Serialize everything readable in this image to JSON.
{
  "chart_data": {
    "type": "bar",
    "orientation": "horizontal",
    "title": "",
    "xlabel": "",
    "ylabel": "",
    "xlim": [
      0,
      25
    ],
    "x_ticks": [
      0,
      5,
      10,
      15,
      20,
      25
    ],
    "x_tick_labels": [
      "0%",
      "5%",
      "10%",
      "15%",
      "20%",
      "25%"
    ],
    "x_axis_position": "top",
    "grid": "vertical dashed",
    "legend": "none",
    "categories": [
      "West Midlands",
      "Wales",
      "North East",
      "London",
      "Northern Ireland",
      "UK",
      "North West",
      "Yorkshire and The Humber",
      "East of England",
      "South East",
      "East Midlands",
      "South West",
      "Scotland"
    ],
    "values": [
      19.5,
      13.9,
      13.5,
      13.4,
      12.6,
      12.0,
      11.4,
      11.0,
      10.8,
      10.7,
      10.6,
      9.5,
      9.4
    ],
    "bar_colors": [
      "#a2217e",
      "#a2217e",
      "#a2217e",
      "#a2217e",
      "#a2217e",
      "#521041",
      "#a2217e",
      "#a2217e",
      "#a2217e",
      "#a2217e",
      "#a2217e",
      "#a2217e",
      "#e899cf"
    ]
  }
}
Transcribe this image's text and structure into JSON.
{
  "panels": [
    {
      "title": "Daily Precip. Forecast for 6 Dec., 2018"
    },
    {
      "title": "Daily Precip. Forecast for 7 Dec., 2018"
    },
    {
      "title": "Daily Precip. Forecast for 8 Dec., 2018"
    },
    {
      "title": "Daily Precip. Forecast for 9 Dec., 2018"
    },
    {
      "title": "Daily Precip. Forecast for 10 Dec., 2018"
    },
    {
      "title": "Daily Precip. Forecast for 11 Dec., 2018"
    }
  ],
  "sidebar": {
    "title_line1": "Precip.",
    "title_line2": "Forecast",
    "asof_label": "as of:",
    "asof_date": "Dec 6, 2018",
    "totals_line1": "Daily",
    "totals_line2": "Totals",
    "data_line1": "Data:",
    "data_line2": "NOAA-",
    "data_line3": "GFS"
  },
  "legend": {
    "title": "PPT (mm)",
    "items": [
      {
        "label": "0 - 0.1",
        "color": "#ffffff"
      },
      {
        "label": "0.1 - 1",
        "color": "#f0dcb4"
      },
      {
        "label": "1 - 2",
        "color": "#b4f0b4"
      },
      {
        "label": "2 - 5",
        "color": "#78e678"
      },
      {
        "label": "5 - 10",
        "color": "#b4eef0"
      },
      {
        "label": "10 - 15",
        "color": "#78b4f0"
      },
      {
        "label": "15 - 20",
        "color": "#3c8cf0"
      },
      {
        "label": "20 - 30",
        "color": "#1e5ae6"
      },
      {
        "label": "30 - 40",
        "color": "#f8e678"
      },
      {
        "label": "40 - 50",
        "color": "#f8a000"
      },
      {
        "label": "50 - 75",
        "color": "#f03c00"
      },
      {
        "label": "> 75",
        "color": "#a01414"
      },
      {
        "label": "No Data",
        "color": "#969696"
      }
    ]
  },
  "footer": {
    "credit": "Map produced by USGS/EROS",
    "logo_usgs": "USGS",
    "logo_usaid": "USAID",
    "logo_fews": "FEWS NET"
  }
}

━━━

## EXERCISE OBJECTIVE
Retype the entries exactly, including every line.

## ANSWER FOR THE TASK
Serialize everything readable in this image to JSON.
{
  "chart_data": {
    "type": "bar",
    "orientation": "horizontal",
    "title": "",
    "xlabel": "",
    "ylabel": "",
    "xlim": [
      0,
      25
    ],
    "x_ticks": [
      0,
      5,
      10,
      15,
      20,
      25
    ],
    "x_tick_labels": [
      "0%",
      "5%",
      "10%",
      "15%",
      "20%",
      "25%"
    ],
    "x_axis_position": "top",
    "grid": "vertical dashed",
    "legend": "none",
    "categories": [
      "West Midlands",
      "Wales",
      "North East",
      "London",
      "Northern Ireland",
      "UK",
      "North West",
      "Yorkshire and The Humber",
      "East of England",
      "South East",
      "East Midlands",
      "South West",
      "Scotland"
    ],
    "values": [
      19.5,
      13.9,
      13.5,
      13.4,
      12.6,
      12.0,
      11.4,
      11.0,
      10.8,
      10.7,
      10.6,
      9.5,
      9.4
    ],
    "bar_colors": [
      "#a2217e",
      "#a2217e",
      "#a2217e",
      "#a2217e",
      "#a2217e",
      "#521041",
      "#a2217e",
      "#a2217e",
      "#a2217e",
      "#a2217e",
      "#a2217e",
      "#a2217e",
      "#e899cf"
    ]
  }
}
Transcribe this image's text and structure into JSON.
{
  "panels": [
    {
      "title": "Daily Precip. Forecast for 6 Dec., 2018"
    },
    {
      "title": "Daily Precip. Forecast for 7 Dec., 2018"
    },
    {
      "title": "Daily Precip. Forecast for 8 Dec., 2018"
    },
    {
      "title": "Daily Precip. Forecast for 9 Dec., 2018"
    },
    {
      "title": "Daily Precip. Forecast for 10 Dec., 2018"
    },
    {
      "title": "Daily Precip. Forecast for 11 Dec., 2018"
    }
  ],
  "sidebar": {
    "title_line1": "Precip.",
    "title_line2": "Forecast",
    "asof_label": "as of:",
    "asof_date": "Dec 6, 2018",
    "totals_line1": "Daily",
    "totals_line2": "Totals",
    "data_line1": "Data:",
    "data_line2": "NOAA-",
    "data_line3": "GFS"
  },
  "legend": {
    "title": "PPT (mm)",
    "items": [
      {
        "label": "0 - 0.1",
        "color": "#ffffff"
      },
      {
        "label": "0.1 - 1",
        "color": "#f0dcb4"
      },
      {
        "label": "1 - 2",
        "color": "#b4f0b4"
      },
      {
        "label": "2 - 5",
        "color": "#78e678"
      },
      {
        "label": "5 - 10",
        "color": "#b4eef0"
      },
      {
        "label": "10 - 15",
        "color": "#78b4f0"
      },
      {
        "label": "15 - 20",
        "color": "#3c8cf0"
      },
      {
        "label": "20 - 30",
        "color": "#1e5ae6"
      },
      {
        "label": "30 - 40",
        "color": "#f8e678"
      },
      {
        "label": "40 - 50",
        "color": "#f8a000"
      },
      {
        "label": "50 - 75",
        "color": "#f03c00"
      },
      {
        "label": "> 75",
        "color": "#a01414"
      },
      {
        "label": "No Data",
        "color": "#969696"
      }
    ]
  },
  "footer": {
    "credit": "Map produced by USGS/EROS",
    "logo_usgs": "USGS",
    "logo_usaid": "USAID",
    "logo_fews": "FEWS NET"
  }
}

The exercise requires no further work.